— Your task —
Your answer should be a single number: the count of lines that include the word "between".

— Given data —

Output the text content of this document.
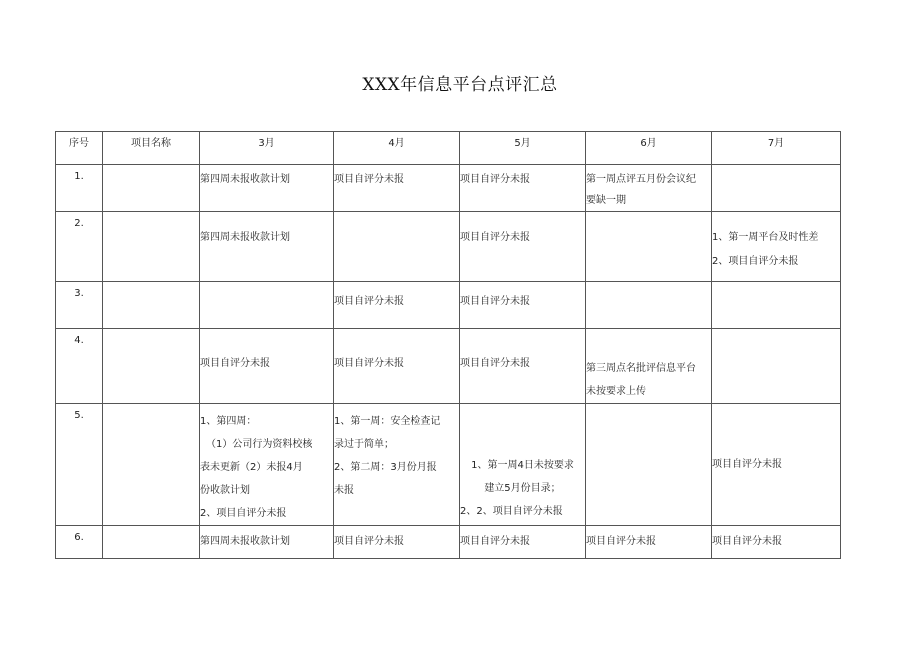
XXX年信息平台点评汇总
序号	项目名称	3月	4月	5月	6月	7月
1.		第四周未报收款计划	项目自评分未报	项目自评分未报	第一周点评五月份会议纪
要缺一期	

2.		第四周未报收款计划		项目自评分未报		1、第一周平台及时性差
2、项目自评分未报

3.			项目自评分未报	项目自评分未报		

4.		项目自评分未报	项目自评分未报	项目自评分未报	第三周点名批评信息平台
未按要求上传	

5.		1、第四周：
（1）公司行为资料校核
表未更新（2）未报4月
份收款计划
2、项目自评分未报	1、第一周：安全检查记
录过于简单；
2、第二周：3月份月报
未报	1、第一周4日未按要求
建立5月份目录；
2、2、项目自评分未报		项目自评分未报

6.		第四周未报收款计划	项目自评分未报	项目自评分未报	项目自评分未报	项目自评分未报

==

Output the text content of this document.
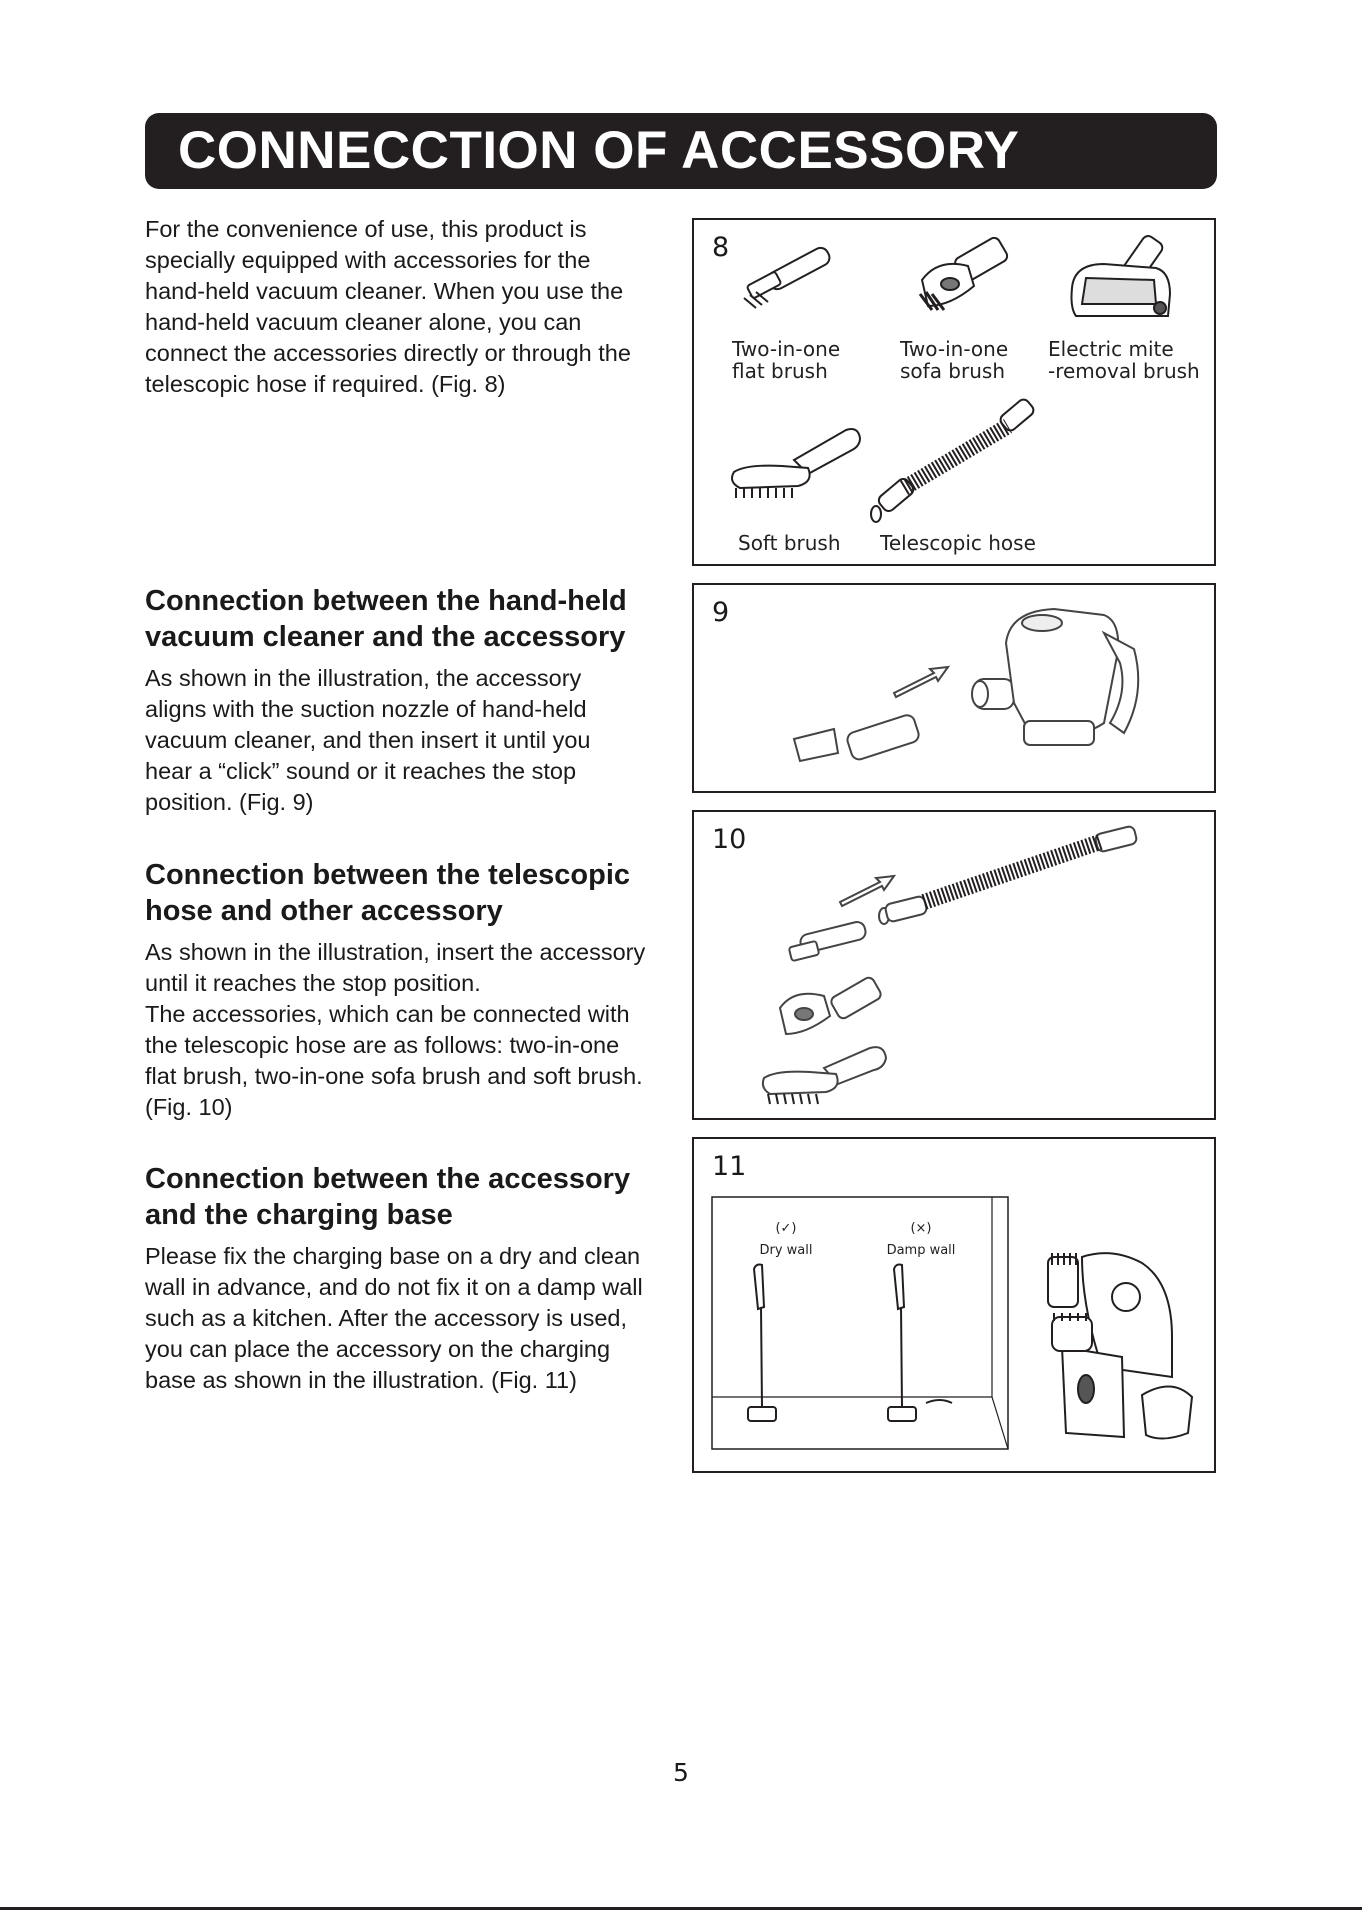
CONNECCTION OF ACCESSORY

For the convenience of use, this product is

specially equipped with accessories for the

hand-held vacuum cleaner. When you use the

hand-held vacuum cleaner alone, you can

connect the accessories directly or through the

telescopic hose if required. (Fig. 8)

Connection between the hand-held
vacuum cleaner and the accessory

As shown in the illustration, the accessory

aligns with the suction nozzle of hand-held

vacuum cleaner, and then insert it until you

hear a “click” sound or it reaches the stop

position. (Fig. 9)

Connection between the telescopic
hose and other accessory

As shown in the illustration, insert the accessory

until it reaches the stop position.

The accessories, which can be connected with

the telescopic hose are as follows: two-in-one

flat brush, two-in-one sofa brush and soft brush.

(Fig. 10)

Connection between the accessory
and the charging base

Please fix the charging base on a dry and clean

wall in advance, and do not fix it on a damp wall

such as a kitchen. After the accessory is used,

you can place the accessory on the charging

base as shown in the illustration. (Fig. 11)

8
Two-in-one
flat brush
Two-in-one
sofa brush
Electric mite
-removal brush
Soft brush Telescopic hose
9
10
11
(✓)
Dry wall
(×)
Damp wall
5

— Answer for the task —
3